_What needs to be done:_ Would you pull out every line of the material that contains the string "pandemia"?

_Data for review:_
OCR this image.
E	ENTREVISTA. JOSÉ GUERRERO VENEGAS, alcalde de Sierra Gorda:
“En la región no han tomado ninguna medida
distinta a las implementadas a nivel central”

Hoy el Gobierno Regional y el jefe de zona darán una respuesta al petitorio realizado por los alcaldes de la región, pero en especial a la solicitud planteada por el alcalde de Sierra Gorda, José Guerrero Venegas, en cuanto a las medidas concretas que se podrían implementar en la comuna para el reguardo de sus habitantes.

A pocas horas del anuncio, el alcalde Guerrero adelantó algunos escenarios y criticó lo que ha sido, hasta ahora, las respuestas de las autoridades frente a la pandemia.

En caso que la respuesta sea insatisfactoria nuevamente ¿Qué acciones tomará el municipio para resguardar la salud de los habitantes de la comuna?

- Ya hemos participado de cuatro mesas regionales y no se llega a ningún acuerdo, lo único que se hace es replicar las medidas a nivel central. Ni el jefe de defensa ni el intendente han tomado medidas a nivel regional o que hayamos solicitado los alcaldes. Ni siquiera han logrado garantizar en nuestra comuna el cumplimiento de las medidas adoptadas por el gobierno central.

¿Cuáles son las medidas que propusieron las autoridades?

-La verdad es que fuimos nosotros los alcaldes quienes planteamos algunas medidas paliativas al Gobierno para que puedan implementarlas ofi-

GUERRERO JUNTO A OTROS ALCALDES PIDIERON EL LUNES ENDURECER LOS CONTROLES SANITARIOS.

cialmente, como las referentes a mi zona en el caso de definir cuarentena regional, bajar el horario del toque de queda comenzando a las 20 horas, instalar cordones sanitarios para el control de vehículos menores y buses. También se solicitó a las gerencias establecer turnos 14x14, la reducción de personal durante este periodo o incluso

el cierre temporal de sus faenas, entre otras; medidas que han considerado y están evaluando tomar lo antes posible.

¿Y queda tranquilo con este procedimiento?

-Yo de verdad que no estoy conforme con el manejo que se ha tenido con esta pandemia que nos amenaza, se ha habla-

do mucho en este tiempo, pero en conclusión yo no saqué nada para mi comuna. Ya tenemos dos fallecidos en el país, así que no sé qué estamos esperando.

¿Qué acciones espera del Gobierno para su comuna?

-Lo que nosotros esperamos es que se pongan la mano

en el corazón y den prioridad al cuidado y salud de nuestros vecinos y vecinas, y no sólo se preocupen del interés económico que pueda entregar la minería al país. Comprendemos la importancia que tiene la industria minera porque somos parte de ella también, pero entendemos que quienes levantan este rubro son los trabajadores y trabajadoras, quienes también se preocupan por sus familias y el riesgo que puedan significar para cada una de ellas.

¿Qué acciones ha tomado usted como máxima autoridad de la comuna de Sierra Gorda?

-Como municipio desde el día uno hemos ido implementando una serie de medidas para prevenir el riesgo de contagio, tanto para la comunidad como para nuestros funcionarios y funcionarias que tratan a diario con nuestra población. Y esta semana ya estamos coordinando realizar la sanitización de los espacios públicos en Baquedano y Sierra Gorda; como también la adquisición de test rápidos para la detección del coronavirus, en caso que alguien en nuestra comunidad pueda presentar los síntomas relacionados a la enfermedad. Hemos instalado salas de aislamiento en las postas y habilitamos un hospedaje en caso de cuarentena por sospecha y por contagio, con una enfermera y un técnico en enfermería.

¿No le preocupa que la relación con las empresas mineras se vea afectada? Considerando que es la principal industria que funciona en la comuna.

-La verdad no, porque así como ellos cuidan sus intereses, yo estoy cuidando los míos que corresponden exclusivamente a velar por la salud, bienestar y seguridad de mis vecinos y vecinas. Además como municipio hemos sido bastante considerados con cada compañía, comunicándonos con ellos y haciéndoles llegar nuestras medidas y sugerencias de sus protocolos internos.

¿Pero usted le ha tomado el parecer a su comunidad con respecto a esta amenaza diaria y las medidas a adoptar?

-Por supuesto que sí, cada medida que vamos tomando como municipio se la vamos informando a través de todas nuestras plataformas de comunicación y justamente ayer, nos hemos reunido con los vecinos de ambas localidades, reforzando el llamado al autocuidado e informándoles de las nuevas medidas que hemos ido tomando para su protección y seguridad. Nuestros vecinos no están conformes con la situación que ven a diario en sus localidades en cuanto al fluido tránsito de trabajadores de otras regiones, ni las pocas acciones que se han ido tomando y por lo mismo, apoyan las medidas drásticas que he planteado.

* * *

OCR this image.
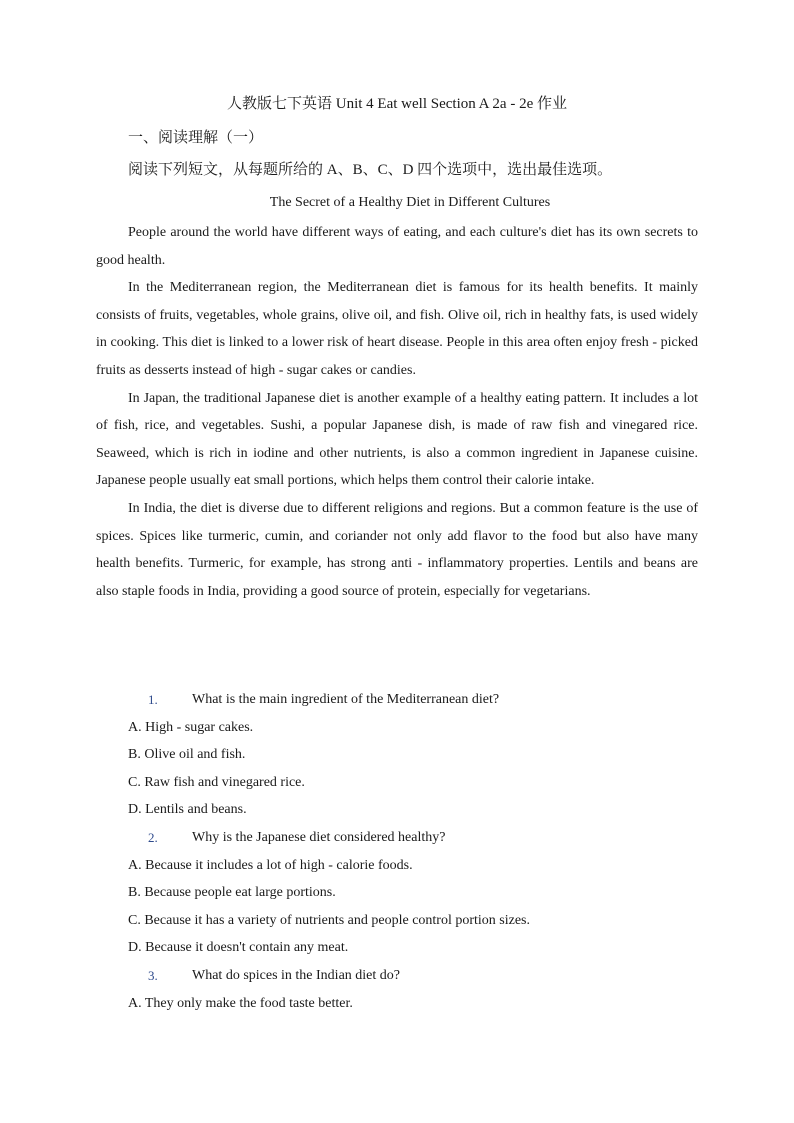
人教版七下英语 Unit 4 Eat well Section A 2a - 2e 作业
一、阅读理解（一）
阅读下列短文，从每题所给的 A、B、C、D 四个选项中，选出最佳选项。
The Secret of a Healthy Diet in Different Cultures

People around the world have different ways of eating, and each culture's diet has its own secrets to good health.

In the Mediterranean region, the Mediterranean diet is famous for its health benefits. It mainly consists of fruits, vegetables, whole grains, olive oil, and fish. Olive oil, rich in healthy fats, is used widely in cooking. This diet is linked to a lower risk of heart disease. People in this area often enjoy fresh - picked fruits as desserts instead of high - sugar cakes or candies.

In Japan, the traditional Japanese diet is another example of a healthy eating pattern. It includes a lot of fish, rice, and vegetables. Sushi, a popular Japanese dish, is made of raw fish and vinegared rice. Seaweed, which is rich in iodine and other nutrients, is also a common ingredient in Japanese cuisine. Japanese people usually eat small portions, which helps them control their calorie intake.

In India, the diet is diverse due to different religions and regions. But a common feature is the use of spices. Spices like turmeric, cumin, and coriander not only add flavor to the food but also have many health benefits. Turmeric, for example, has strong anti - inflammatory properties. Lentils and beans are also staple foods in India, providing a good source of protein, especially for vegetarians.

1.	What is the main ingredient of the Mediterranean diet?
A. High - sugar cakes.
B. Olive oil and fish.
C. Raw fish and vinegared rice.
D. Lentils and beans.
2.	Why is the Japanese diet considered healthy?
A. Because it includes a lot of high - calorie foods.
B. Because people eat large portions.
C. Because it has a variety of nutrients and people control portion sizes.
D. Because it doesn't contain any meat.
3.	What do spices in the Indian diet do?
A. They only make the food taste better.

_Task result:_
A pocas horas del anuncio, el alcalde Guerrero adelantó algunos escenarios y criticó lo que ha sido, hasta ahora, las respuestas de las autoridades frente a la pandemia.
-Yo de verdad que no estoy conforme con el manejo que se ha tenido con esta pandemia que nos amenaza, se ha habla-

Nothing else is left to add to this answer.